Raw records
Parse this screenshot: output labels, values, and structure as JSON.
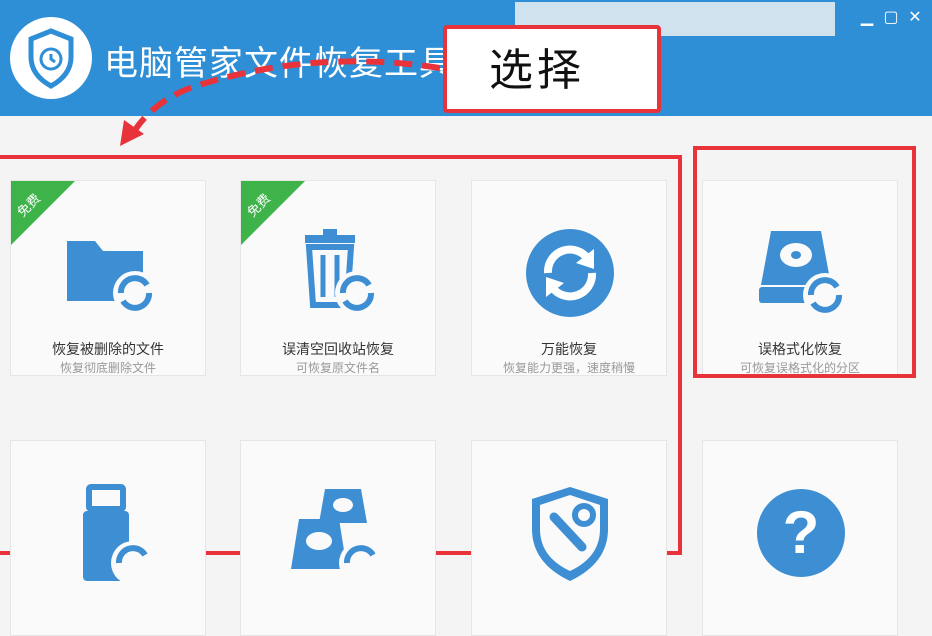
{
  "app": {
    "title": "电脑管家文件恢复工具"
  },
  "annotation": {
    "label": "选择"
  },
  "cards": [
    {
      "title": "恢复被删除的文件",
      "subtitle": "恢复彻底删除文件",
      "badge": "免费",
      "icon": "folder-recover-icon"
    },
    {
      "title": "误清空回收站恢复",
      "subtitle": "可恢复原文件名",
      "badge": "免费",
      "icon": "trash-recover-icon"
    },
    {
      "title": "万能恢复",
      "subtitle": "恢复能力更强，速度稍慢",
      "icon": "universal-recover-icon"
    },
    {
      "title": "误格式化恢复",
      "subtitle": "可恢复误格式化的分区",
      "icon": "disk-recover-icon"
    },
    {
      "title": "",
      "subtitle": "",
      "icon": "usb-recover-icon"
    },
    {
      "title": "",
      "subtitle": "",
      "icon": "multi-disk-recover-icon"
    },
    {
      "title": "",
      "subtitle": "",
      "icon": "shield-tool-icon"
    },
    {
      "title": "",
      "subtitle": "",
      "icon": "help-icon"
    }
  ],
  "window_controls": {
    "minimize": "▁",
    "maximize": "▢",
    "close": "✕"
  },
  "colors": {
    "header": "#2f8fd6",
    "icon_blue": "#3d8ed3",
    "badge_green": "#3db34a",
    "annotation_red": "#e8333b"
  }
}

* * *

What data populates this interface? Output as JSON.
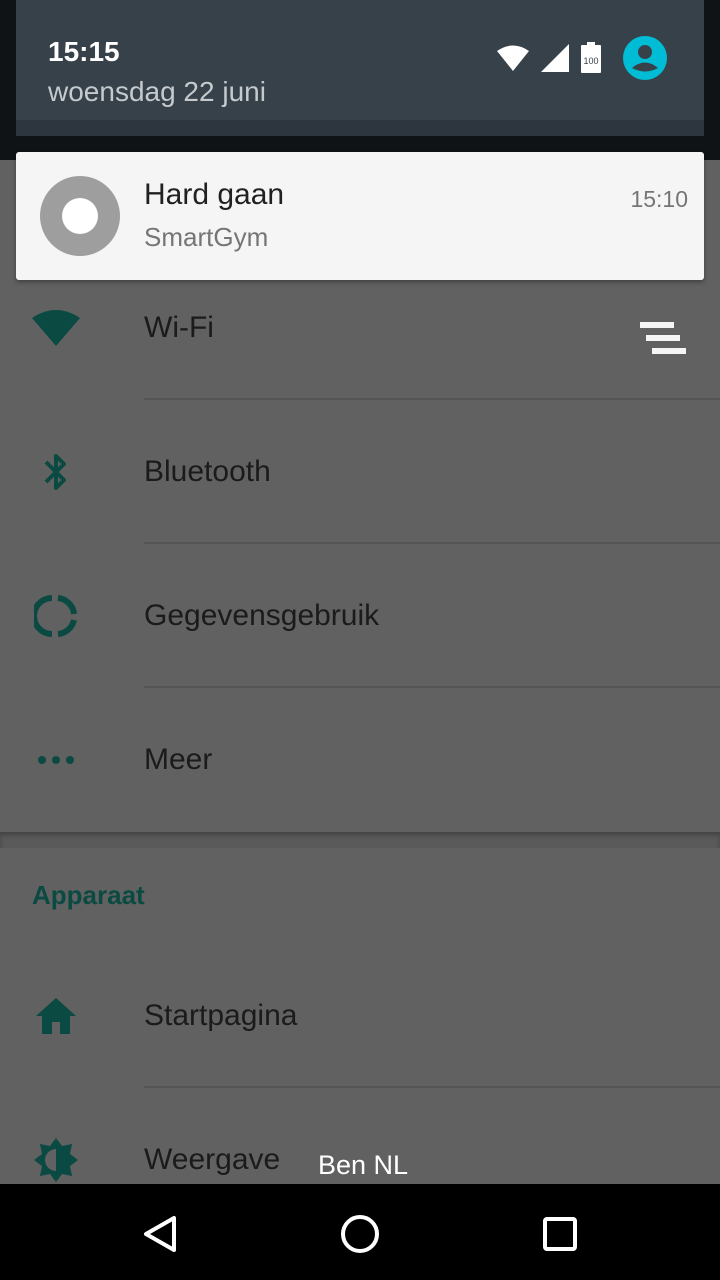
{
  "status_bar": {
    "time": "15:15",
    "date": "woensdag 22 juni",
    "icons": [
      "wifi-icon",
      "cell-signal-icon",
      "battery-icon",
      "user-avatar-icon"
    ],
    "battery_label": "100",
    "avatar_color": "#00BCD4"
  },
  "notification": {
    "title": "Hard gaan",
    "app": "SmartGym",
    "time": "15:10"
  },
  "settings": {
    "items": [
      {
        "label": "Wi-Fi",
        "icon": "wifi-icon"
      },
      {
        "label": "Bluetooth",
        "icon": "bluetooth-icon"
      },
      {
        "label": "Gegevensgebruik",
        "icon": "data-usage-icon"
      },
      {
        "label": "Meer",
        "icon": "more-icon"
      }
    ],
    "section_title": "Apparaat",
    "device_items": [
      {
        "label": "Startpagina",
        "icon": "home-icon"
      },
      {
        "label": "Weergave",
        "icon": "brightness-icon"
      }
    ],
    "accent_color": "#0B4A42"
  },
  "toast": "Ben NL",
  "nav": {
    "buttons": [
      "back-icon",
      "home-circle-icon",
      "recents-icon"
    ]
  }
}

--

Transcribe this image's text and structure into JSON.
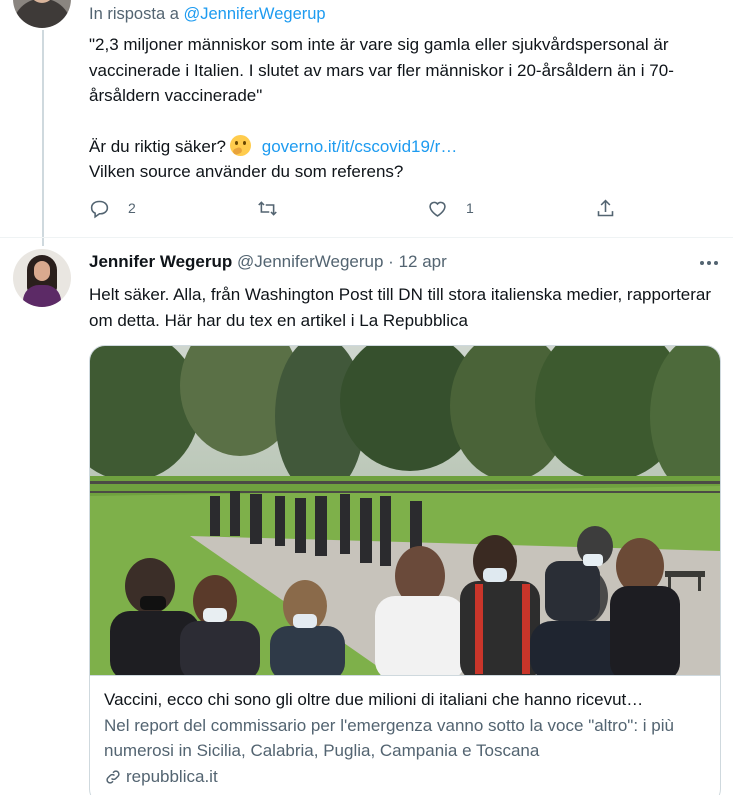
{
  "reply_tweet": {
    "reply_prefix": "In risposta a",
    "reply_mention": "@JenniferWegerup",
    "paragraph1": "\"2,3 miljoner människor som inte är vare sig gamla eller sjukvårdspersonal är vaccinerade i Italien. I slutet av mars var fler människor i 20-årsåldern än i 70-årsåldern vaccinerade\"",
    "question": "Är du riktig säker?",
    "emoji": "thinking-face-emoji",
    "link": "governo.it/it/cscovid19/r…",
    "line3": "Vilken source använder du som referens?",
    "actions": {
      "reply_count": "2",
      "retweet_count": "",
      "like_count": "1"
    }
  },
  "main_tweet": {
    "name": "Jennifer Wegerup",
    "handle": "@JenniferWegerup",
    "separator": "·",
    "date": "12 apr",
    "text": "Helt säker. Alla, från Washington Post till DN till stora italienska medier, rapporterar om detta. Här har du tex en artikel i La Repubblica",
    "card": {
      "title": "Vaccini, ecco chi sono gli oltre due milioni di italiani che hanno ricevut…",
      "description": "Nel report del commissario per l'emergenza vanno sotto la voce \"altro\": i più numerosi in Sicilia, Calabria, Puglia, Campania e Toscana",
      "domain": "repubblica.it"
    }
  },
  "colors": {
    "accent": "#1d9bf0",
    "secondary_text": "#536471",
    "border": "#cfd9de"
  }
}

TASK STATEMENT: Locate all lines holding the word "säker", then copy them out.

REPLY TO THE TASK:
    "question": "Är du riktig säker?",
    "text": "Helt säker. Alla, från Washington Post till DN till stora italienska medier, rapporterar om detta. Här har du tex en artikel i La Repubblica",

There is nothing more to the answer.